■ **What the exercise asks**
Make a verbatim copy of the entries below; pictures stay out.

■ **Supplied material**
++++

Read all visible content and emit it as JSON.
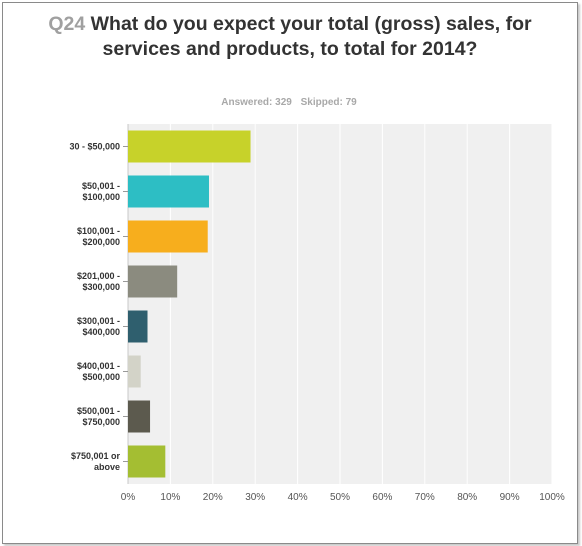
{
  "header": {
    "question_number": "Q24",
    "question_text": "What do you expect your total (gross) sales, for services and products, to total for 2014?",
    "answered": "Answered: 329",
    "skipped": "Skipped: 79"
  },
  "chart_data": {
    "type": "bar",
    "orientation": "horizontal",
    "title": "Q24 What do you expect your total (gross) sales, for services and products, to total for 2014?",
    "categories": [
      [
        "30 - $50,000"
      ],
      [
        "$50,001 -",
        "$100,000"
      ],
      [
        "$100,001 -",
        "$200,000"
      ],
      [
        "$201,000 -",
        "$300,000"
      ],
      [
        "$300,001 -",
        "$400,000"
      ],
      [
        "$400,001 -",
        "$500,000"
      ],
      [
        "$500,001 -",
        "$750,000"
      ],
      [
        "$750,001 or",
        "above"
      ]
    ],
    "values": [
      28.9,
      19.1,
      18.8,
      11.6,
      4.6,
      3.0,
      5.2,
      8.8
    ],
    "colors": [
      "#c7d22a",
      "#2dbec4",
      "#f7ae1d",
      "#8b8b7f",
      "#2f5f6e",
      "#d3d3c8",
      "#5c5a4e",
      "#a4be32"
    ],
    "xlim": [
      0,
      100
    ],
    "xticks": [
      "0%",
      "10%",
      "20%",
      "30%",
      "40%",
      "50%",
      "60%",
      "70%",
      "80%",
      "90%",
      "100%"
    ],
    "grid": true
  }
}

++++

■ **Result for this exercise**
Read all visible content and emit it as JSON.
{
  "header": {
    "question_number": "Q24",
    "question_text": "What do you expect your total (gross) sales, for services and products, to total for 2014?",
    "answered": "Answered: 329",
    "skipped": "Skipped: 79"
  },
  "chart_data": {
    "type": "bar",
    "orientation": "horizontal",
    "title": "Q24 What do you expect your total (gross) sales, for services and products, to total for 2014?",
    "categories": [
      [
        "30 - $50,000"
      ],
      [
        "$50,001 -",
        "$100,000"
      ],
      [
        "$100,001 -",
        "$200,000"
      ],
      [
        "$201,000 -",
        "$300,000"
      ],
      [
        "$300,001 -",
        "$400,000"
      ],
      [
        "$400,001 -",
        "$500,000"
      ],
      [
        "$500,001 -",
        "$750,000"
      ],
      [
        "$750,001 or",
        "above"
      ]
    ],
    "values": [
      28.9,
      19.1,
      18.8,
      11.6,
      4.6,
      3.0,
      5.2,
      8.8
    ],
    "colors": [
      "#c7d22a",
      "#2dbec4",
      "#f7ae1d",
      "#8b8b7f",
      "#2f5f6e",
      "#d3d3c8",
      "#5c5a4e",
      "#a4be32"
    ],
    "xlim": [
      0,
      100
    ],
    "xticks": [
      "0%",
      "10%",
      "20%",
      "30%",
      "40%",
      "50%",
      "60%",
      "70%",
      "80%",
      "90%",
      "100%"
    ],
    "grid": true
  }
}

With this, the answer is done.